___ Data records

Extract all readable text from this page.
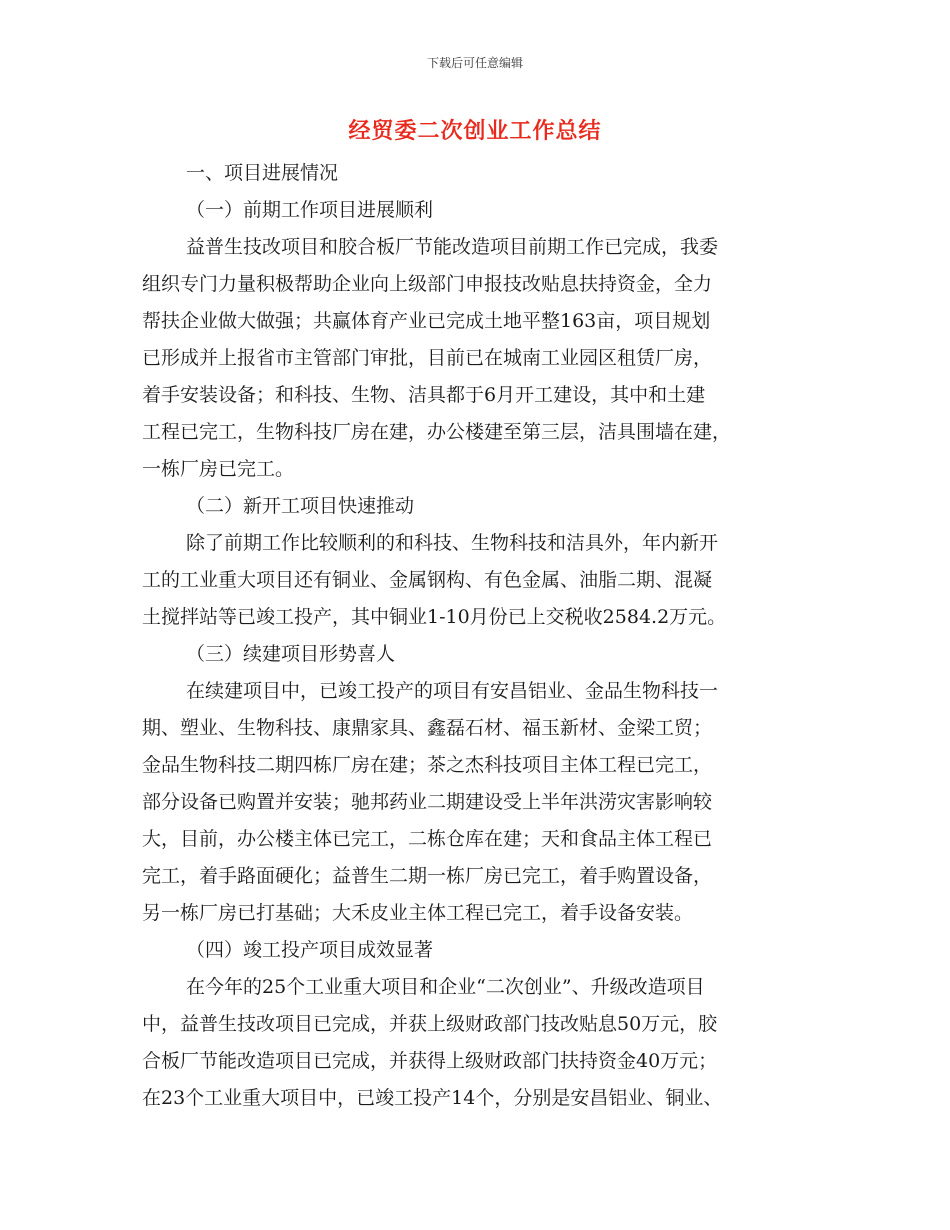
下载后可任意编辑
经贸委二次创业工作总结
一、项目进展情况
（一）前期工作项目进展顺利
益普生技改项目和胶合板厂节能改造项目前期工作已完成，我委
组织专门力量积极帮助企业向上级部门申报技改贴息扶持资金，全力
帮扶企业做大做强；共赢体育产业已完成土地平整163亩，项目规划
已形成并上报省市主管部门审批，目前已在城南工业园区租赁厂房，
着手安装设备；和科技、生物、洁具都于6月开工建设，其中和土建
工程已完工，生物科技厂房在建，办公楼建至第三层，洁具围墙在建，
一栋厂房已完工。
（二）新开工项目快速推动
除了前期工作比较顺利的和科技、生物科技和洁具外，年内新开
工的工业重大项目还有铜业、金属钢构、有色金属、油脂二期、混凝
土搅拌站等已竣工投产，其中铜业1-10月份已上交税收2584.2万元。
（三）续建项目形势喜人
在续建项目中，已竣工投产的项目有安昌铝业、金品生物科技一
期、塑业、生物科技、康鼎家具、鑫磊石材、福玉新材、金梁工贸；
金品生物科技二期四栋厂房在建；茶之杰科技项目主体工程已完工，
部分设备已购置并安装；驰邦药业二期建设受上半年洪涝灾害影响较
大，目前，办公楼主体已完工，二栋仓库在建；天和食品主体工程已
完工，着手路面硬化；益普生二期一栋厂房已完工，着手购置设备，
另一栋厂房已打基础；大禾皮业主体工程已完工，着手设备安装。
（四）竣工投产项目成效显著
在今年的25个工业重大项目和企业“二次创业”、升级改造项目
中，益普生技改项目已完成，并获上级财政部门技改贴息50万元，胶
合板厂节能改造项目已完成，并获得上级财政部门扶持资金40万元；
在23个工业重大项目中，已竣工投产14个，分别是安昌铝业、铜业、
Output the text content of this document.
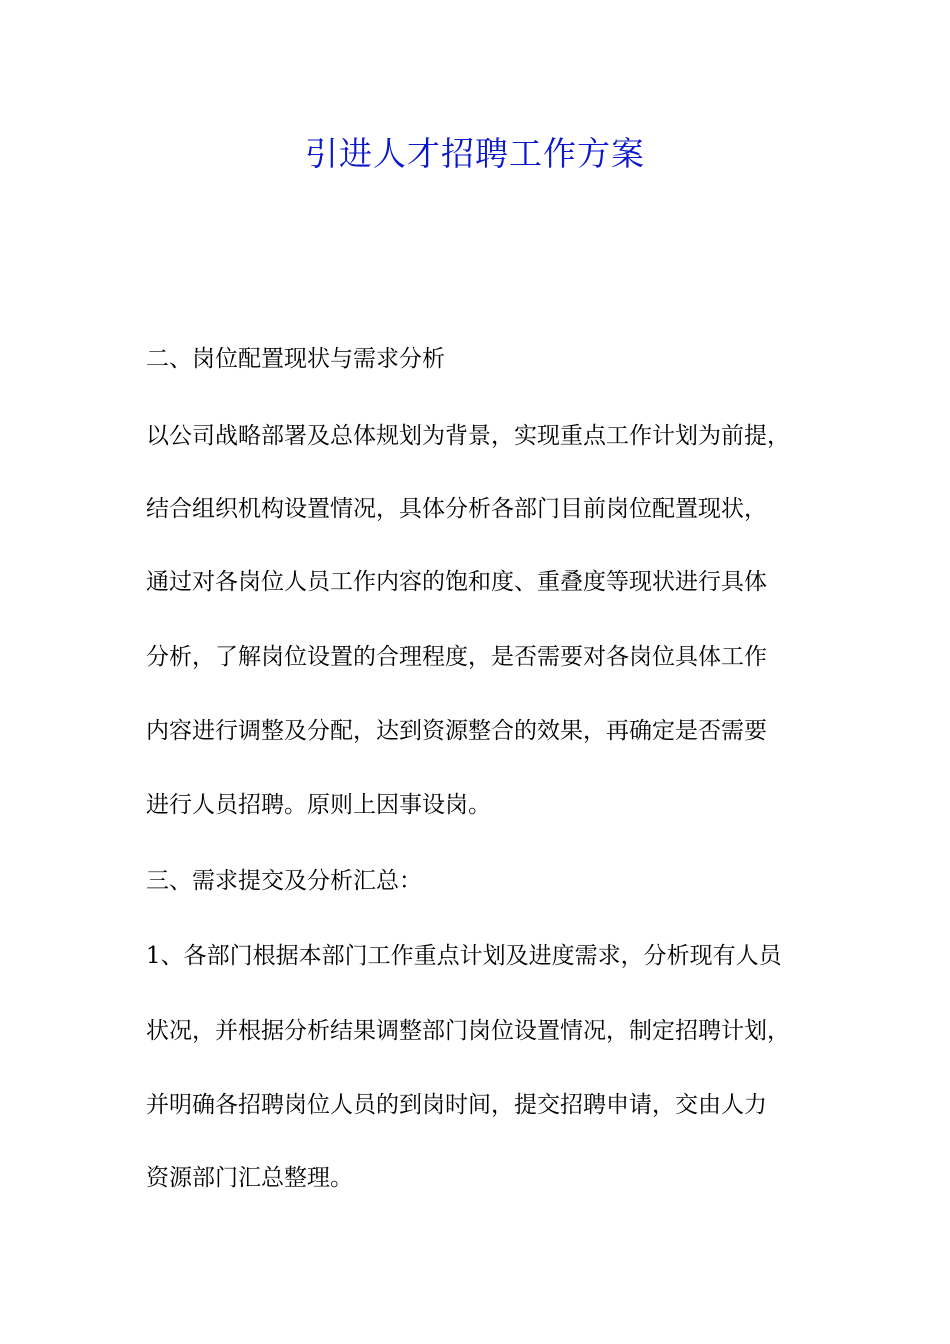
引进人才招聘工作方案

二、岗位配置现状与需求分析

以公司战略部署及总体规划为背景，实现重点工作计划为前提，

结合组织机构设置情况，具体分析各部门目前岗位配置现状，

通过对各岗位人员工作内容的饱和度、重叠度等现状进行具体

分析，了解岗位设置的合理程度，是否需要对各岗位具体工作

内容进行调整及分配，达到资源整合的效果，再确定是否需要

进行人员招聘。原则上因事设岗。

三、需求提交及分析汇总：

1、各部门根据本部门工作重点计划及进度需求，分析现有人员

状况，并根据分析结果调整部门岗位设置情况，制定招聘计划，

并明确各招聘岗位人员的到岗时间，提交招聘申请，交由人力

资源部门汇总整理。
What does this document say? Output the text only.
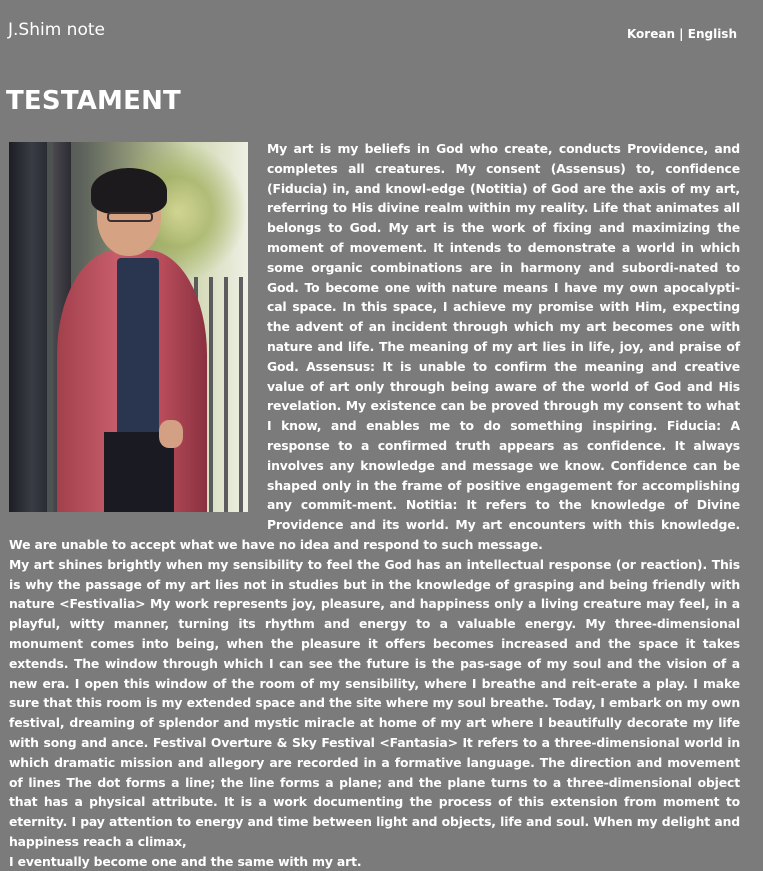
J.Shim note	Korean | English
TESTAMENT

My art is my beliefs in God who create, conducts Providence, and completes all creatures. My consent (Assensus) to, confidence (Fiducia) in, and knowl-edge (Notitia) of God are the axis of my art, referring to His divine realm within my reality. Life that animates all belongs to God. My art is the work of fixing and maximizing the moment of movement. It intends to demonstrate a world in which some organic combinations are in harmony and subordi-nated to God. To become one with nature means I have my own apocalypti-cal space. In this space, I achieve my promise with Him, expecting the advent of an incident through which my art becomes one with nature and life. The meaning of my art lies in life, joy, and praise of God. Assensus: It is unable to confirm the meaning and creative value of art only through being aware of the world of God and His revelation. My existence can be proved through my consent to what I know, and enables me to do something inspiring. Fiducia: A response to a confirmed truth appears as confidence. It always involves any knowledge and message we know. Confidence can be shaped only in the frame of positive engagement for accomplishing any commit-ment. Notitia: It refers to the knowledge of Divine Providence and its world. My art encounters with this knowledge. We are unable to accept what we have no idea and respond to such message.

My art shines brightly when my sensibility to feel the God has an intellectual response (or reaction). This is why the passage of my art lies not in studies but in the knowledge of grasping and being friendly with nature <Festivalia> My work represents joy, pleasure, and happiness only a living creature may feel, in a playful, witty manner, turning its rhythm and energy to a valuable energy. My three-dimensional monument comes into being, when the pleasure it offers becomes increased and the space it takes extends. The window through which I can see the future is the pas-sage of my soul and the vision of a new era. I open this window of the room of my sensibility, where I breathe and reit-erate a play. I make sure that this room is my extended space and the site where my soul breathe. Today, I embark on my own festival, dreaming of splendor and mystic miracle at home of my art where I beautifully decorate my life with song and ance. Festival Overture & Sky Festival <Fantasia> It refers to a three-dimensional world in which dramatic mission and allegory are recorded in a formative language. The direction and movement of lines The dot forms a line; the line forms a plane; and the plane turns to a three-dimensional object that has a physical attribute. It is a work documenting the process of this extension from moment to eternity. I pay attention to energy and time between light and objects, life and soul. When my delight and happiness reach a climax,

I eventually become one and the same with my art.
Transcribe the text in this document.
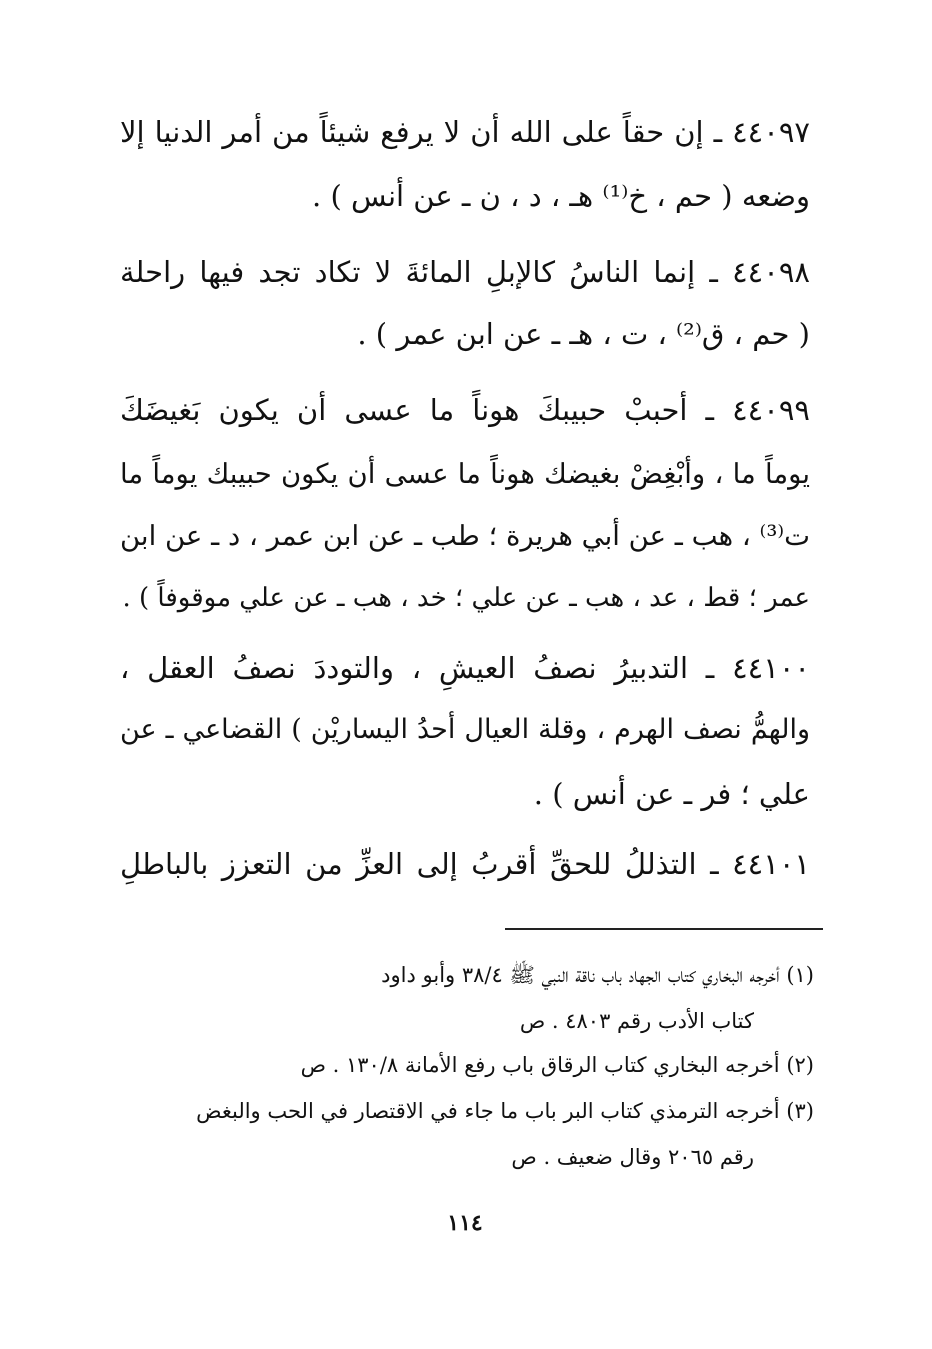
٤٤٠٩٧ ـ إن حقاً على الله أن لا يرفع شيئاً من أمر الدنيا إلا
وضعه ( حم ، خ⁽¹⁾ هـ ، د ، ن ـ عن أنس ) .
٤٤٠٩٨ ـ إنما الناسُ كالإبلِ المائةَ لا تكاد تجد فيها راحلة
( حم ، ق⁽²⁾ ، ت ، هـ ـ عن ابن عمر ) .
٤٤٠٩٩ ـ أحببْ حبيبكَ هوناً ما عسى أن يكون بَغيضَكَ
يوماً ما ، وأبْغِضْ بغيضك هوناً ما عسى أن يكون حبيبك يوماً ما
ت⁽³⁾ ، هب ـ عن أبي هريرة ؛ طب ـ عن ابن عمر ، د ـ عن ابن
عمر ؛ قط ، عد ، هب ـ عن علي ؛ خد ، هب ـ عن علي موقوفاً ) .
٤٤١٠٠ ـ التدبيرُ نصفُ العيشِ ، والتوددَ نصفُ العقل ،
والهمُّ نصف الهرم ، وقلة العيال أحدُ اليساريْن ) القضاعي ـ عن
علي ؛ فر ـ عن أنس ) .
٤٤١٠١ ـ التذللُ للحقِّ أقربُ إلى العزِّ من التعزز بالباطلِ
(١) أخرجه البخاري كتاب الجهاد باب ناقة النبي ﷺ ٣٨/٤ وأبو داود
كتاب الأدب رقم ٤٨٠٣ . ص
(٢) أخرجه البخاري كتاب الرقاق باب رفع الأمانة ١٣٠/٨ . ص
(٣) أخرجه الترمذي كتاب البر باب ما جاء في الاقتصار في الحب والبغض
رقم ٢٠٦٥ وقال ضعيف . ص
١١٤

______

▶ [Challenge]: Using the listing above, list every line in which the string "حبيبك" occurs.

▶ [Complete output]:
٤٤٠٩٩ ـ أحببْ حبيبكَ هوناً ما عسى أن يكون بَغيضَكَ
يوماً ما ، وأبْغِضْ بغيضك هوناً ما عسى أن يكون حبيبك يوماً ما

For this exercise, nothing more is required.